<<<<

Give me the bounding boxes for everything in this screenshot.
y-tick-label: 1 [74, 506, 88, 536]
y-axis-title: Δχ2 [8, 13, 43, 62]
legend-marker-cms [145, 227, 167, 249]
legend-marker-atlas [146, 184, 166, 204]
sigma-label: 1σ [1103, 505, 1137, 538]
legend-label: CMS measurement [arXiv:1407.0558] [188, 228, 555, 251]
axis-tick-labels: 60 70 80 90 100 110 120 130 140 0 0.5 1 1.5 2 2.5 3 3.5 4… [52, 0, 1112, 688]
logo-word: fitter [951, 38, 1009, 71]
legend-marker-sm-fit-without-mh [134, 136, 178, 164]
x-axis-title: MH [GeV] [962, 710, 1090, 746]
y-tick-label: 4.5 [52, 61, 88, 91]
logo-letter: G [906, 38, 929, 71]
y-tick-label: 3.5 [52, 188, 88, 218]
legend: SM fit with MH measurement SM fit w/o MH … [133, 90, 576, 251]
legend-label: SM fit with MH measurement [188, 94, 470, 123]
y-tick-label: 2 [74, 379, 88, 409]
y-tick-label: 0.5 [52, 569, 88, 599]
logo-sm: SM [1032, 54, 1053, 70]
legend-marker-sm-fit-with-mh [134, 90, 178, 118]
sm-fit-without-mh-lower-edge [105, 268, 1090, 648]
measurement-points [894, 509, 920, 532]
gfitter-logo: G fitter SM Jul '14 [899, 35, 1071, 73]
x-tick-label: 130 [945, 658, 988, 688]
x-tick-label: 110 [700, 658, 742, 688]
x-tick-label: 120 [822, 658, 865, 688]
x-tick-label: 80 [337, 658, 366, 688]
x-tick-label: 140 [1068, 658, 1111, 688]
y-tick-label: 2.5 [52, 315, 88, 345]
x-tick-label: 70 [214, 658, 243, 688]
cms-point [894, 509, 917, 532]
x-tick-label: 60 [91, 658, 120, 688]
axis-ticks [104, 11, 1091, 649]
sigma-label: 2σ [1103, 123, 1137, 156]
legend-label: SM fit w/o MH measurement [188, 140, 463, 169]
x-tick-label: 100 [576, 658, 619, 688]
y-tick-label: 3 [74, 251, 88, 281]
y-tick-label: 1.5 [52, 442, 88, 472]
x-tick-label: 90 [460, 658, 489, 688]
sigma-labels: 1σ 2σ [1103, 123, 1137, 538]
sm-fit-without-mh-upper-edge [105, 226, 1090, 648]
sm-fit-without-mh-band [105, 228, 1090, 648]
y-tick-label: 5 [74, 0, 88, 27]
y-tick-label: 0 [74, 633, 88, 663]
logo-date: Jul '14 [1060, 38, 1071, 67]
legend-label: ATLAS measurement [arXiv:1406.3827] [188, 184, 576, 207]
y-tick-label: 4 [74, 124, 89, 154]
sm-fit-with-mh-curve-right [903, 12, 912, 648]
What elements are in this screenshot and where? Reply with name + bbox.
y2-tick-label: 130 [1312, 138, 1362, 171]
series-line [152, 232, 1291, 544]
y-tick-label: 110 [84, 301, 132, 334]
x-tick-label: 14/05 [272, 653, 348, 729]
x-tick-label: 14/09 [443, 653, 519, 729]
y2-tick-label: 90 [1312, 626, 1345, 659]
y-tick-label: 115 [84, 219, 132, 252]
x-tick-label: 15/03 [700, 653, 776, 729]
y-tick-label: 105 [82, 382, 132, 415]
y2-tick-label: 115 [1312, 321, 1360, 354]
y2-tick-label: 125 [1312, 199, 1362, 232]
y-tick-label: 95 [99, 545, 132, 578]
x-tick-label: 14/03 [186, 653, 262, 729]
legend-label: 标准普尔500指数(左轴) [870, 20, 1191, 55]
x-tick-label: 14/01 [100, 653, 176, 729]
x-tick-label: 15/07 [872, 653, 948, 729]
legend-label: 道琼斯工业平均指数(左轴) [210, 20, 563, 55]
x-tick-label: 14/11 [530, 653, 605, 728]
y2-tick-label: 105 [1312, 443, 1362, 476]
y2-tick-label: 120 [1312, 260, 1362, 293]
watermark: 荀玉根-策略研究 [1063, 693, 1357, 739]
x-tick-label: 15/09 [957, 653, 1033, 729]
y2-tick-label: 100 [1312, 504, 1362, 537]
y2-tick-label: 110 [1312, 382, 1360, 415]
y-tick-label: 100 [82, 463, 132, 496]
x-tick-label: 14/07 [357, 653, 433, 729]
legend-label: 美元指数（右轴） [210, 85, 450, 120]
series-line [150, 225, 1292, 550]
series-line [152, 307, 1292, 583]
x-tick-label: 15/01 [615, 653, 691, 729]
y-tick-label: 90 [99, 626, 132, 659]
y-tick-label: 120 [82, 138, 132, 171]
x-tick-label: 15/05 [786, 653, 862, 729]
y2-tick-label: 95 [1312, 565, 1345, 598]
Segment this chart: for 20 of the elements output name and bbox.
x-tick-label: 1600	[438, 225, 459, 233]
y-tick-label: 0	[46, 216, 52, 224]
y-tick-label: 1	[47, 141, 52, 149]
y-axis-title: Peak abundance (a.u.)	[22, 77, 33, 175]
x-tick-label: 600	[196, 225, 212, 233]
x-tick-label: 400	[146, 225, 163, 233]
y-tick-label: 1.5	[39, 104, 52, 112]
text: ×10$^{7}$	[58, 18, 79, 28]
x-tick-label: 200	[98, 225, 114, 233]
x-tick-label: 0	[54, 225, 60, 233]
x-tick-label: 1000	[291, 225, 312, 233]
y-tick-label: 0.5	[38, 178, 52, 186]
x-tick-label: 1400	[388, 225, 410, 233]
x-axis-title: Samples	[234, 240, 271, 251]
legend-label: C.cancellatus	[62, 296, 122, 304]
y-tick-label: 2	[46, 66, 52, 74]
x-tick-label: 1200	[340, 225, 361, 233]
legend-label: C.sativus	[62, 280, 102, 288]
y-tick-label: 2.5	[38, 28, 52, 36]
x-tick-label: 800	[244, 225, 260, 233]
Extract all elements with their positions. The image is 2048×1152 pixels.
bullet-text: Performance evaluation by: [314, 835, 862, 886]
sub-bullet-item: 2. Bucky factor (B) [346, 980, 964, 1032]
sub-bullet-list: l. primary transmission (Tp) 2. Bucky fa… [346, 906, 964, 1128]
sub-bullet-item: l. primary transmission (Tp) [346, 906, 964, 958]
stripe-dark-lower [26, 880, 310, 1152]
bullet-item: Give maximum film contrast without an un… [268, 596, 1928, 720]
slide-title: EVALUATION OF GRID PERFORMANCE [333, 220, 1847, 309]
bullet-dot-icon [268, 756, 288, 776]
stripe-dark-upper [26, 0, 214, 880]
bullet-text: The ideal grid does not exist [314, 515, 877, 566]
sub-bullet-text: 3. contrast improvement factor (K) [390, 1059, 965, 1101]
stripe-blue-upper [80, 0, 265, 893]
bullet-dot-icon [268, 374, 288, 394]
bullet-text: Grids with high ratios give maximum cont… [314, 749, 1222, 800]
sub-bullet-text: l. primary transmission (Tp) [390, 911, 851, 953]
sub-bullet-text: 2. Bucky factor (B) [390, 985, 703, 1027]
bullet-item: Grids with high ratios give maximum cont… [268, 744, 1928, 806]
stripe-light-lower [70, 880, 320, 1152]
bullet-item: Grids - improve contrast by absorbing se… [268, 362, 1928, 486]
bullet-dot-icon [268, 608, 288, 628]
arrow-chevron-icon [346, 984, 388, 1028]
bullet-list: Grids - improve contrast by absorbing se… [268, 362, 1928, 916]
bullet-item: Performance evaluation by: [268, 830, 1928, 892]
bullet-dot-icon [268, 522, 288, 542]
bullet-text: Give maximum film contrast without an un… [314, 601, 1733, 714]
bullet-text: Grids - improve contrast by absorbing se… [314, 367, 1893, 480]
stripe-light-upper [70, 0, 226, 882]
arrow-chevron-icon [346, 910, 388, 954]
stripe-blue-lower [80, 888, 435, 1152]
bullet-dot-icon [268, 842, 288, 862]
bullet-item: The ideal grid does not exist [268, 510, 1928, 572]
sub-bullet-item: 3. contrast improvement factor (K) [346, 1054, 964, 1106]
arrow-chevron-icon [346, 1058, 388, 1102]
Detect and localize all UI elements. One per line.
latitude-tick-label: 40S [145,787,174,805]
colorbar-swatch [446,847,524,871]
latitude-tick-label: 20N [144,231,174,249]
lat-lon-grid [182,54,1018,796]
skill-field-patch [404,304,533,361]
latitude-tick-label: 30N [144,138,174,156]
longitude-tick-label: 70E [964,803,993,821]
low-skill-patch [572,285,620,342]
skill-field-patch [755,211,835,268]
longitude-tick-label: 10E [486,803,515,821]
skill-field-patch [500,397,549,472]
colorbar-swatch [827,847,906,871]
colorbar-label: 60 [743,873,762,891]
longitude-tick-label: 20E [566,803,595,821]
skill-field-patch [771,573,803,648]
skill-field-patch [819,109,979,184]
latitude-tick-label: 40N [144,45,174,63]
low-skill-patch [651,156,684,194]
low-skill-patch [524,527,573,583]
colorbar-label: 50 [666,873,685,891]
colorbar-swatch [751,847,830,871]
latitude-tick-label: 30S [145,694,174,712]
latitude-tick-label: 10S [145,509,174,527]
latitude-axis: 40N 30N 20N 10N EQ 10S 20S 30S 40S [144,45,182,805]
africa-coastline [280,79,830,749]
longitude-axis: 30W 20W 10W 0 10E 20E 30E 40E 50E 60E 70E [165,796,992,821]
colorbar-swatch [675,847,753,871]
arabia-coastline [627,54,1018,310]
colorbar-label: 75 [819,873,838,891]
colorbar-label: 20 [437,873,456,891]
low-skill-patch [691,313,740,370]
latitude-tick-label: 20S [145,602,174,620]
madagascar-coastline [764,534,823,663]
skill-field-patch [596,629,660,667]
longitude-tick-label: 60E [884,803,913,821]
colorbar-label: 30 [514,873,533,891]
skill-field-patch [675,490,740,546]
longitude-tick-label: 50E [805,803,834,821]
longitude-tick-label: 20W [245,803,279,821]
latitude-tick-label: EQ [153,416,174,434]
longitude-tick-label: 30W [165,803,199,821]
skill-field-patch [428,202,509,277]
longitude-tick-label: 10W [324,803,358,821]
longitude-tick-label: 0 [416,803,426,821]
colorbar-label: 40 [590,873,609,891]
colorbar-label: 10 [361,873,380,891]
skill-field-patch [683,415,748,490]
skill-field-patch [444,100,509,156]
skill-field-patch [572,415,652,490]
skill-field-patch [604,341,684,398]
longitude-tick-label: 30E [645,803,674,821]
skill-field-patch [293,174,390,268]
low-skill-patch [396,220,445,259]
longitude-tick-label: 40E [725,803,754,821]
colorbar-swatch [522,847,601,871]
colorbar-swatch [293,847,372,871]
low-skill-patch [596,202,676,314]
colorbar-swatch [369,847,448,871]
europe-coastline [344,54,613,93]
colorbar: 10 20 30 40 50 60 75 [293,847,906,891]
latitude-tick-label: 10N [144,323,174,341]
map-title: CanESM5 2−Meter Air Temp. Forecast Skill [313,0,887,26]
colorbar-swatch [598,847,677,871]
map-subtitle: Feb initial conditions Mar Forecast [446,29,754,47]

>>>>

## Set exercise
Extract the lines of the items above word for word, beginning with the very first line and ending after the line that contains "sigma-label: 1σ [1103, 505, 1137, 538]", including that line.

## Full output
Give me the bounding boxes for everything in this screenshot.
y-tick-label: 1 [74, 506, 88, 536]
y-axis-title: Δχ2 [8, 13, 43, 62]
legend-marker-cms [145, 227, 167, 249]
legend-marker-atlas [146, 184, 166, 204]
sigma-label: 1σ [1103, 505, 1137, 538]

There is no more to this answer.